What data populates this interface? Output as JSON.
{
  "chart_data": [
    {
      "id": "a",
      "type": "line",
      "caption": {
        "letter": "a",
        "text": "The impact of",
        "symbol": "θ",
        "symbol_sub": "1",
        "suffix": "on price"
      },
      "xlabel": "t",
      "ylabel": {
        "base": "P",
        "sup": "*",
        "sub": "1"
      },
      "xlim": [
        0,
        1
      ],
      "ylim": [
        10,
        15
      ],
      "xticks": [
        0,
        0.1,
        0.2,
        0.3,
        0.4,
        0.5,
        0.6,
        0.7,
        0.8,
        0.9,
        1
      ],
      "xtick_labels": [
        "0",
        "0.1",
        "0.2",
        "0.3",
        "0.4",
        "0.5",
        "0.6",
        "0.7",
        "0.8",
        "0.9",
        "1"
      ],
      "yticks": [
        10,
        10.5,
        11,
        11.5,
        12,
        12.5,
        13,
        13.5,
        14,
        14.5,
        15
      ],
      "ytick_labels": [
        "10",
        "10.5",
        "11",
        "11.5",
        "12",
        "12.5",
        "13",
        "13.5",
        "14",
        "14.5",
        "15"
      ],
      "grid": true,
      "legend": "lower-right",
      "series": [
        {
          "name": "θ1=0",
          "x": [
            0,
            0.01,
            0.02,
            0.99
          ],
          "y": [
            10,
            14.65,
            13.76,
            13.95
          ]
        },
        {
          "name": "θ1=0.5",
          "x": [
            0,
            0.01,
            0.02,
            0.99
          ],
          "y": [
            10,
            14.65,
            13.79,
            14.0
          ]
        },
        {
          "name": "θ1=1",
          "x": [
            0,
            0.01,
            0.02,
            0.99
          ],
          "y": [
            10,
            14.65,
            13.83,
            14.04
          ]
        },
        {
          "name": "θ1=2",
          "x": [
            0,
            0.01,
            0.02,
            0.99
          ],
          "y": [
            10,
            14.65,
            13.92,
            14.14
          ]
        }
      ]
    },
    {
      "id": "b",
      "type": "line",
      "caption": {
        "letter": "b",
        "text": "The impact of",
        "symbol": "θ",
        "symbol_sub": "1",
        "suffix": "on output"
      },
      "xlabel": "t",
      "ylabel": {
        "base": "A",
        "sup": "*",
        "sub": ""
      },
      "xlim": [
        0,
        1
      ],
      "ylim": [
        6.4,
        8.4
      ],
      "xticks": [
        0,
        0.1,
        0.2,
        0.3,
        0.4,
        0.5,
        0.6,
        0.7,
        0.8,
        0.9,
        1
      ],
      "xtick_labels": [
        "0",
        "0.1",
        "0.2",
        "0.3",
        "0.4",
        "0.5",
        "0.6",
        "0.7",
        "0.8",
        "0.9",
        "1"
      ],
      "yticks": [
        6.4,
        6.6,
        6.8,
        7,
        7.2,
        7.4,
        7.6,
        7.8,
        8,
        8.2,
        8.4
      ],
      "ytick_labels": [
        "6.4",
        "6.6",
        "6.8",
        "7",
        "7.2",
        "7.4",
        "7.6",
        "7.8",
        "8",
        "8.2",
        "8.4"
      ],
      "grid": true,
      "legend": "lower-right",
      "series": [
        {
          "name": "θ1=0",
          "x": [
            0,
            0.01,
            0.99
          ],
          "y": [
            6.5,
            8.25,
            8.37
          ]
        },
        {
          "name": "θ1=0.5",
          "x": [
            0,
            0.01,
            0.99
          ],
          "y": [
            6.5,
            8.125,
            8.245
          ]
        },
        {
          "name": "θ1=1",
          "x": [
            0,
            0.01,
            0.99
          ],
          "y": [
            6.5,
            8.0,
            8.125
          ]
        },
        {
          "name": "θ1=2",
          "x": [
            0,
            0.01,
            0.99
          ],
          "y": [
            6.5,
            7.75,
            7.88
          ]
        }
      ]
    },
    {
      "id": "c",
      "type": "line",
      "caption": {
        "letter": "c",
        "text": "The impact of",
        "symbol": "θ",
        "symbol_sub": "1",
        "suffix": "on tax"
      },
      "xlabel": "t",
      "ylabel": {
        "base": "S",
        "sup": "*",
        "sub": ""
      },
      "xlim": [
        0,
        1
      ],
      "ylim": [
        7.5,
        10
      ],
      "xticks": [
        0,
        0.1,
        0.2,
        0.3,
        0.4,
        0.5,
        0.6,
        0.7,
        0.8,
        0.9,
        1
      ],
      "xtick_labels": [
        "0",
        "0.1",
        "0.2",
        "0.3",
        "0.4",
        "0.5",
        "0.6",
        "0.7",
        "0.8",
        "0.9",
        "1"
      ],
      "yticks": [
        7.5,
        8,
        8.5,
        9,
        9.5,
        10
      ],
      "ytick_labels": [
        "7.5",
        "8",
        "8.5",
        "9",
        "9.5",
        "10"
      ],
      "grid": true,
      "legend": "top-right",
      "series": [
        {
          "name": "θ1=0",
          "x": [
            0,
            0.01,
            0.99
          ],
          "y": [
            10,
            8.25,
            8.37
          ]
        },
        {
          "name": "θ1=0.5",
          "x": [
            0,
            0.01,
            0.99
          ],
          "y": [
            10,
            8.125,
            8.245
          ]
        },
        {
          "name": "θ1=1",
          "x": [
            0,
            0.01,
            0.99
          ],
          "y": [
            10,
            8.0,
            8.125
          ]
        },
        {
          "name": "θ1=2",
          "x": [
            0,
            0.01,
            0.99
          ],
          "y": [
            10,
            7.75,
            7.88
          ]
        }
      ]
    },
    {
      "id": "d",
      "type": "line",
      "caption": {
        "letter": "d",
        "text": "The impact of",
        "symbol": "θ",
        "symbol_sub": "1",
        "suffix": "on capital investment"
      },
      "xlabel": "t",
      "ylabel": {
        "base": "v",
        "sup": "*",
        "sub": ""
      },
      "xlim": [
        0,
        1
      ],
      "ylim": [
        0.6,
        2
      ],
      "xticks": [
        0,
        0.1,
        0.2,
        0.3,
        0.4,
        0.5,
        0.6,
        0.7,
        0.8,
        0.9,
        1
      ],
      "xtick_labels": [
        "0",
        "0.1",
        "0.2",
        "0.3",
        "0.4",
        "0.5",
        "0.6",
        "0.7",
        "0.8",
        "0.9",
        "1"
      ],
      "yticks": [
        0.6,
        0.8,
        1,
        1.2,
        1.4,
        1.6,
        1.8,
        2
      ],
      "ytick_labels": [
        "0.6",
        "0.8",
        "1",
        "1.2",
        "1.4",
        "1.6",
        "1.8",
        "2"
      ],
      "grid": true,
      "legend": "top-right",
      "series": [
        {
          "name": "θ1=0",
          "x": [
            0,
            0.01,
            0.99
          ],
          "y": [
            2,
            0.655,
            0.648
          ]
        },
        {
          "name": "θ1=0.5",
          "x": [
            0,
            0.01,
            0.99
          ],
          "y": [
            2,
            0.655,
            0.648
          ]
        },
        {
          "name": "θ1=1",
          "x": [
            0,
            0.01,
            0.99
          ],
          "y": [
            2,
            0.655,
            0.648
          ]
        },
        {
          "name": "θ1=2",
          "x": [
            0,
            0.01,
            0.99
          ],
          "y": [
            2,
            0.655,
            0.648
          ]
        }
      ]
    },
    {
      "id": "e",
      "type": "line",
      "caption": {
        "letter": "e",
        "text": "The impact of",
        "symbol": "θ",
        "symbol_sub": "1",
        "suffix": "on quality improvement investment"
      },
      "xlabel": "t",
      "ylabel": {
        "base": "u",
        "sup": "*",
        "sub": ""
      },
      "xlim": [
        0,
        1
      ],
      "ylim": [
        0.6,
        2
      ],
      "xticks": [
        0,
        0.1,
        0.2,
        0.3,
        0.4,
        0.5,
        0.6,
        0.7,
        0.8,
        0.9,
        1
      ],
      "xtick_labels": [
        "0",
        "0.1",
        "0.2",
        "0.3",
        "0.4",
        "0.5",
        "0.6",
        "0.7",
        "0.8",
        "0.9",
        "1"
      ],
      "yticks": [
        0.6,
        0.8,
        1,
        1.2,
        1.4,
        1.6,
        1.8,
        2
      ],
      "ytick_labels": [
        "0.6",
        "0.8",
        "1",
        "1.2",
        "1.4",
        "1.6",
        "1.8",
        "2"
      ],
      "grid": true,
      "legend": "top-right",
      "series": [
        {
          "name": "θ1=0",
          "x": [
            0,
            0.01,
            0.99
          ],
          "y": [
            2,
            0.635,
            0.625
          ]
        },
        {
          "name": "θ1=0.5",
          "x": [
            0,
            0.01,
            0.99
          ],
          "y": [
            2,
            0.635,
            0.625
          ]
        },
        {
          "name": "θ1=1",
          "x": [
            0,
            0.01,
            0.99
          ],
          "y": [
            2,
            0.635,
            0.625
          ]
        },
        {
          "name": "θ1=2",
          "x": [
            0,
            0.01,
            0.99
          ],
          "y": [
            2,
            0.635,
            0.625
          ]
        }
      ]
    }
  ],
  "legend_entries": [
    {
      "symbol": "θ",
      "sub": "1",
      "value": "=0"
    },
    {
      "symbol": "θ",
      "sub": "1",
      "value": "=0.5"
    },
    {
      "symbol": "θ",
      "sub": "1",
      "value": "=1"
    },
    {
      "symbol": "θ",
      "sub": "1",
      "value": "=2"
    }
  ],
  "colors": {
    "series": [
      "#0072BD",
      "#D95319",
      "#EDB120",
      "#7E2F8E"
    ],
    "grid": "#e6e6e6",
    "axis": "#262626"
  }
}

* _WHAT IS REQUIRED_: Extract all lines containing the word "suffix".

* _SOLUTION TO THE EXERCISE_:
        "suffix": "on price"
        "suffix": "on output"
        "suffix": "on tax"
        "suffix": "on capital investment"
        "suffix": "on quality improvement investment"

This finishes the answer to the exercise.